> CHALLENGE
Return all entries precisely as they stand, without the images.

───── EXERCISE MATERIALS ─────

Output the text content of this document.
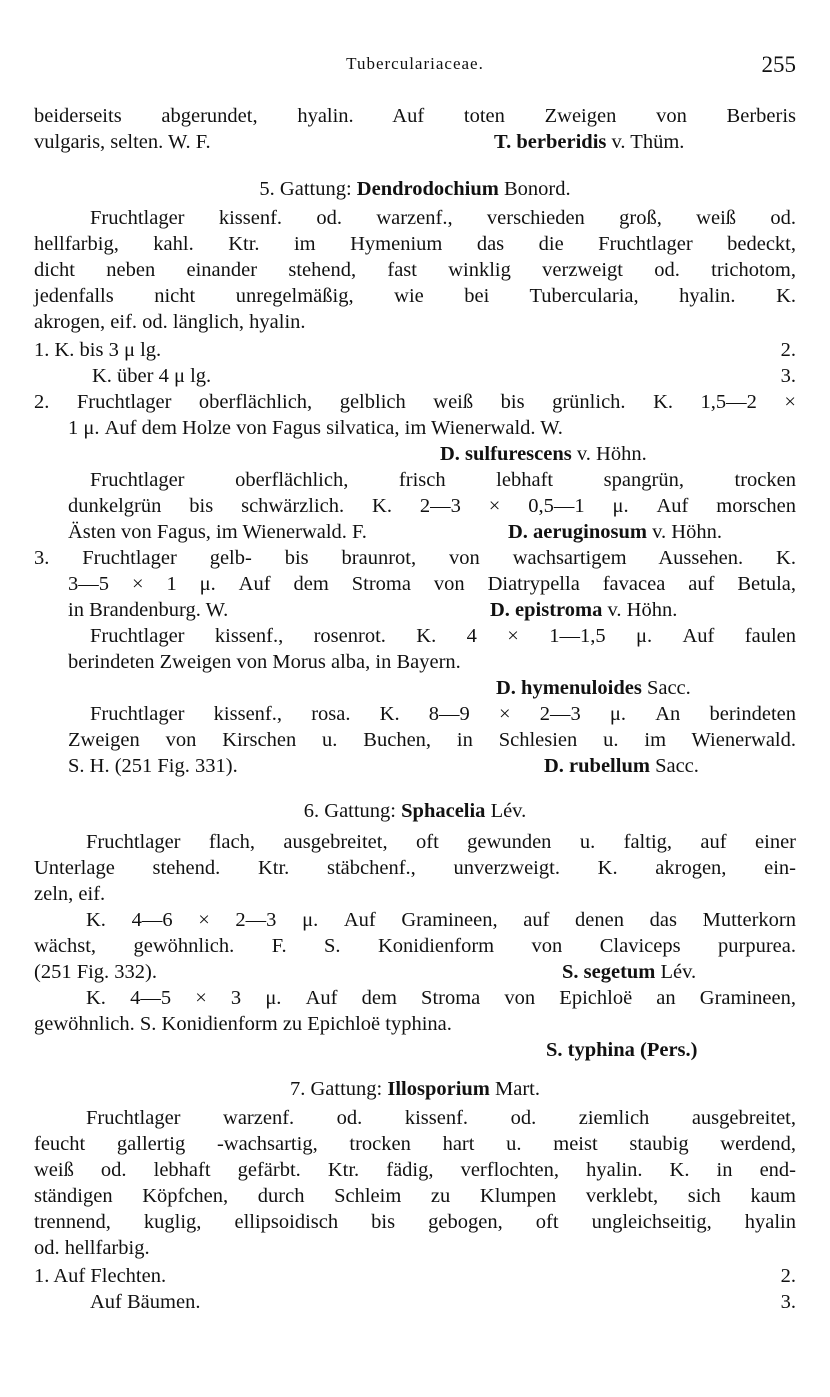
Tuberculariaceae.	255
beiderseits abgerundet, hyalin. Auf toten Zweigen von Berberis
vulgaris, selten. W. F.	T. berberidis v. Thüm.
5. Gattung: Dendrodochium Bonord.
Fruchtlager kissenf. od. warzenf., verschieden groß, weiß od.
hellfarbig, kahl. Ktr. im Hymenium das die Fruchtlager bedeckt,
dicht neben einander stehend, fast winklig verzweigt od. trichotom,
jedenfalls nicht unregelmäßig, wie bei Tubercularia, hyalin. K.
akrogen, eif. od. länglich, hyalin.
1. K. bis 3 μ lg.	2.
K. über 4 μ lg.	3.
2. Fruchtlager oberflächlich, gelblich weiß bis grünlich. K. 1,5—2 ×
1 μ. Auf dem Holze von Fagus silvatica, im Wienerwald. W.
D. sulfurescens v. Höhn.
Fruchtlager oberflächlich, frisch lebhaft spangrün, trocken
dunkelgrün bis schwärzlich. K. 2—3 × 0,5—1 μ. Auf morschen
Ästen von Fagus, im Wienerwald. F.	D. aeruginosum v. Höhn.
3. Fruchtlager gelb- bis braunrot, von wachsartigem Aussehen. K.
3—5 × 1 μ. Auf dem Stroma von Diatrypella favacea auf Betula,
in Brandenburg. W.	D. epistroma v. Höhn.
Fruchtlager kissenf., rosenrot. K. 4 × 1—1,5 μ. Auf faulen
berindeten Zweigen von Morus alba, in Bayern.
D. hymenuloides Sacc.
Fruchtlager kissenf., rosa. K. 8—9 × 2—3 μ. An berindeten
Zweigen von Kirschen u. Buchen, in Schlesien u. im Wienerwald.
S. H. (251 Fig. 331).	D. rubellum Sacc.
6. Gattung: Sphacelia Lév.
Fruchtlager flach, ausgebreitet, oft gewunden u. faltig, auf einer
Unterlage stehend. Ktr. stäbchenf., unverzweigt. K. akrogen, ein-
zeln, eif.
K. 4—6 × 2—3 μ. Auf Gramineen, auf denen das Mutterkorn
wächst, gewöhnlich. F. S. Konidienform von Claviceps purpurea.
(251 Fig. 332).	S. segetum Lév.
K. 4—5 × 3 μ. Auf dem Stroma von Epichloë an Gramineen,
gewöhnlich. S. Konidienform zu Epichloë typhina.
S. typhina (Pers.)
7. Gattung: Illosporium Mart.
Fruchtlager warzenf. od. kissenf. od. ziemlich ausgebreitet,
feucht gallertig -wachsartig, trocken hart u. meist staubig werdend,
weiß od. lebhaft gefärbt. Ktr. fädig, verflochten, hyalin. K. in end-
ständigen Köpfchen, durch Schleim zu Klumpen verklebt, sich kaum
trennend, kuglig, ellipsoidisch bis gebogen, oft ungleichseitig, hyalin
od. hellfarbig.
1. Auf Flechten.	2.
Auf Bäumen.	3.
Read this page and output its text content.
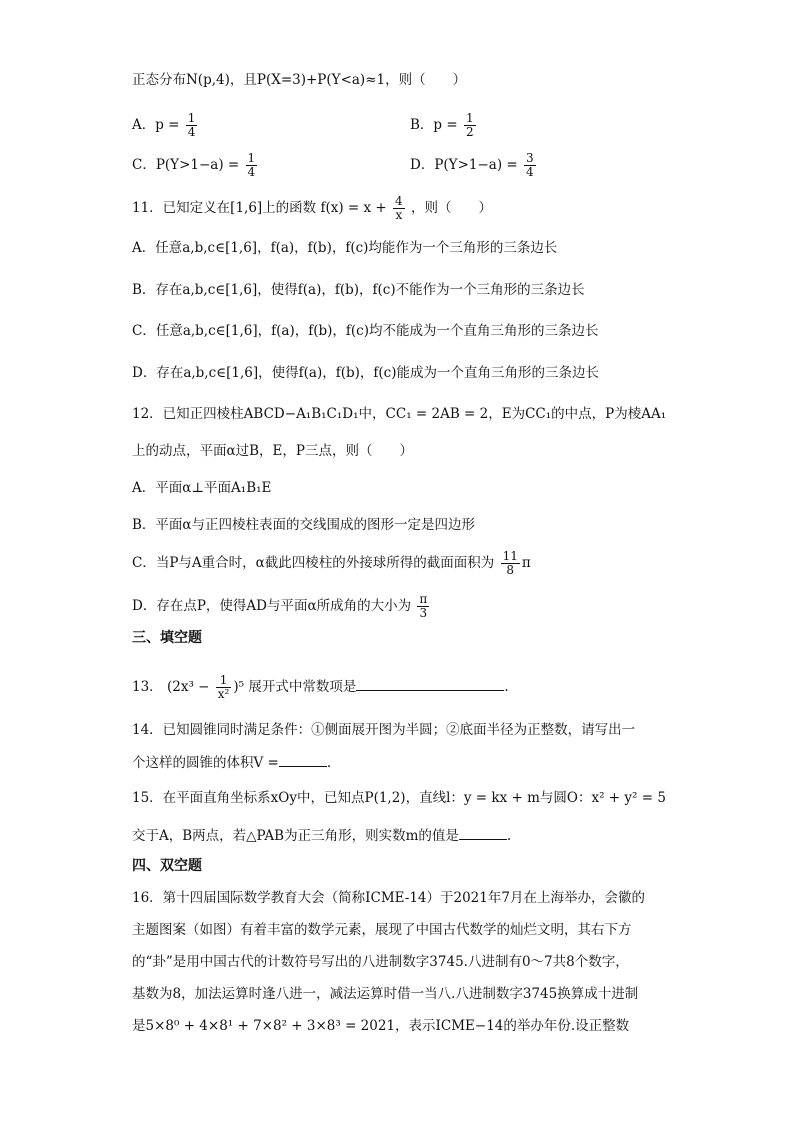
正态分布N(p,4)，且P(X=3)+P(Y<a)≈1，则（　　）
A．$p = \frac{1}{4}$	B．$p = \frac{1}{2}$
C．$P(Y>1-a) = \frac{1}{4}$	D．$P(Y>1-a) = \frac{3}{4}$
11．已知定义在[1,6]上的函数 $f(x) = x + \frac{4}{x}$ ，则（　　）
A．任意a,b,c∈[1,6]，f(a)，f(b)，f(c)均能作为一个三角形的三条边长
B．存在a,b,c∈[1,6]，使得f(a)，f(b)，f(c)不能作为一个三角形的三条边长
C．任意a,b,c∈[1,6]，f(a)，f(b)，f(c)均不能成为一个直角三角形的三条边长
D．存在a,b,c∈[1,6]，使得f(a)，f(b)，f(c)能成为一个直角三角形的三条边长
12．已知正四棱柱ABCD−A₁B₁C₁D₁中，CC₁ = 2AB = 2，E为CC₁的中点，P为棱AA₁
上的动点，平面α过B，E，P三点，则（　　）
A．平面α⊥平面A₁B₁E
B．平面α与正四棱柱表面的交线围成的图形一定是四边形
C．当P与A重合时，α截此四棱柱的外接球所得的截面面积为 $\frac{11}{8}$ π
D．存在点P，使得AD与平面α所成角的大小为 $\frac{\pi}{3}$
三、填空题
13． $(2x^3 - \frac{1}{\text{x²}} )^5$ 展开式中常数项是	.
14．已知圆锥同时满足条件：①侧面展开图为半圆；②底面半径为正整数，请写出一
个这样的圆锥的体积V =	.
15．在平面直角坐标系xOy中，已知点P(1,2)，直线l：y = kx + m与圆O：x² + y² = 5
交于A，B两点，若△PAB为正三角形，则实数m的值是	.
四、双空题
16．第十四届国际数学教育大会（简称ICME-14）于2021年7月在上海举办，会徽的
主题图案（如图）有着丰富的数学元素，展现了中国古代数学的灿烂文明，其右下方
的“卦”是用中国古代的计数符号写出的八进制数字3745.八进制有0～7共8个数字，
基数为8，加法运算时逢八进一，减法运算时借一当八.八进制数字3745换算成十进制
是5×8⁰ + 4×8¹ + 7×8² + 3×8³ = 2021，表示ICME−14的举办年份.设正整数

─────

> WRITTEN SOLUTION
Output the text content of this document.
Tuberculariaceae.	255
beiderseits abgerundet, hyalin. Auf toten Zweigen von Berberis
vulgaris, selten. W. F.	T. berberidis v. Thüm.
5. Gattung: Dendrodochium Bonord.
Fruchtlager kissenf. od. warzenf., verschieden groß, weiß od.
hellfarbig, kahl. Ktr. im Hymenium das die Fruchtlager bedeckt,
dicht neben einander stehend, fast winklig verzweigt od. trichotom,
jedenfalls nicht unregelmäßig, wie bei Tubercularia, hyalin. K.
akrogen, eif. od. länglich, hyalin.
1. K. bis 3 μ lg.	2.
K. über 4 μ lg.	3.
2. Fruchtlager oberflächlich, gelblich weiß bis grünlich. K. 1,5—2 ×
1 μ. Auf dem Holze von Fagus silvatica, im Wienerwald. W.
D. sulfurescens v. Höhn.
Fruchtlager oberflächlich, frisch lebhaft spangrün, trocken
dunkelgrün bis schwärzlich. K. 2—3 × 0,5—1 μ. Auf morschen
Ästen von Fagus, im Wienerwald. F.	D. aeruginosum v. Höhn.
3. Fruchtlager gelb- bis braunrot, von wachsartigem Aussehen. K.
3—5 × 1 μ. Auf dem Stroma von Diatrypella favacea auf Betula,
in Brandenburg. W.	D. epistroma v. Höhn.
Fruchtlager kissenf., rosenrot. K. 4 × 1—1,5 μ. Auf faulen
berindeten Zweigen von Morus alba, in Bayern.
D. hymenuloides Sacc.
Fruchtlager kissenf., rosa. K. 8—9 × 2—3 μ. An berindeten
Zweigen von Kirschen u. Buchen, in Schlesien u. im Wienerwald.
S. H. (251 Fig. 331).	D. rubellum Sacc.
6. Gattung: Sphacelia Lév.
Fruchtlager flach, ausgebreitet, oft gewunden u. faltig, auf einer
Unterlage stehend. Ktr. stäbchenf., unverzweigt. K. akrogen, ein-
zeln, eif.
K. 4—6 × 2—3 μ. Auf Gramineen, auf denen das Mutterkorn
wächst, gewöhnlich. F. S. Konidienform von Claviceps purpurea.
(251 Fig. 332).	S. segetum Lév.
K. 4—5 × 3 μ. Auf dem Stroma von Epichloë an Gramineen,
gewöhnlich. S. Konidienform zu Epichloë typhina.
S. typhina (Pers.)
7. Gattung: Illosporium Mart.
Fruchtlager warzenf. od. kissenf. od. ziemlich ausgebreitet,
feucht gallertig -wachsartig, trocken hart u. meist staubig werdend,
weiß od. lebhaft gefärbt. Ktr. fädig, verflochten, hyalin. K. in end-
ständigen Köpfchen, durch Schleim zu Klumpen verklebt, sich kaum
trennend, kuglig, ellipsoidisch bis gebogen, oft ungleichseitig, hyalin
od. hellfarbig.
1. Auf Flechten.	2.
Auf Bäumen.	3.
Read this page and output its text content.
正态分布N(p,4)，且P(X=3)+P(Y<a)≈1，则（　　）
A．$p = \frac{1}{4}$	B．$p = \frac{1}{2}$
C．$P(Y>1-a) = \frac{1}{4}$	D．$P(Y>1-a) = \frac{3}{4}$
11．已知定义在[1,6]上的函数 $f(x) = x + \frac{4}{x}$ ，则（　　）
A．任意a,b,c∈[1,6]，f(a)，f(b)，f(c)均能作为一个三角形的三条边长
B．存在a,b,c∈[1,6]，使得f(a)，f(b)，f(c)不能作为一个三角形的三条边长
C．任意a,b,c∈[1,6]，f(a)，f(b)，f(c)均不能成为一个直角三角形的三条边长
D．存在a,b,c∈[1,6]，使得f(a)，f(b)，f(c)能成为一个直角三角形的三条边长
12．已知正四棱柱ABCD−A₁B₁C₁D₁中，CC₁ = 2AB = 2，E为CC₁的中点，P为棱AA₁
上的动点，平面α过B，E，P三点，则（　　）
A．平面α⊥平面A₁B₁E
B．平面α与正四棱柱表面的交线围成的图形一定是四边形
C．当P与A重合时，α截此四棱柱的外接球所得的截面面积为 $\frac{11}{8}$ π
D．存在点P，使得AD与平面α所成角的大小为 $\frac{\pi}{3}$
三、填空题
13． $(2x^3 - \frac{1}{\text{x²}} )^5$ 展开式中常数项是	.
14．已知圆锥同时满足条件：①侧面展开图为半圆；②底面半径为正整数，请写出一
个这样的圆锥的体积V =	.
15．在平面直角坐标系xOy中，已知点P(1,2)，直线l：y = kx + m与圆O：x² + y² = 5
交于A，B两点，若△PAB为正三角形，则实数m的值是	.
四、双空题
16．第十四届国际数学教育大会（简称ICME-14）于2021年7月在上海举办，会徽的
主题图案（如图）有着丰富的数学元素，展现了中国古代数学的灿烂文明，其右下方
的“卦”是用中国古代的计数符号写出的八进制数字3745.八进制有0～7共8个数字，
基数为8，加法运算时逢八进一，减法运算时借一当八.八进制数字3745换算成十进制
是5×8⁰ + 4×8¹ + 7×8² + 3×8³ = 2021，表示ICME−14的举办年份.设正整数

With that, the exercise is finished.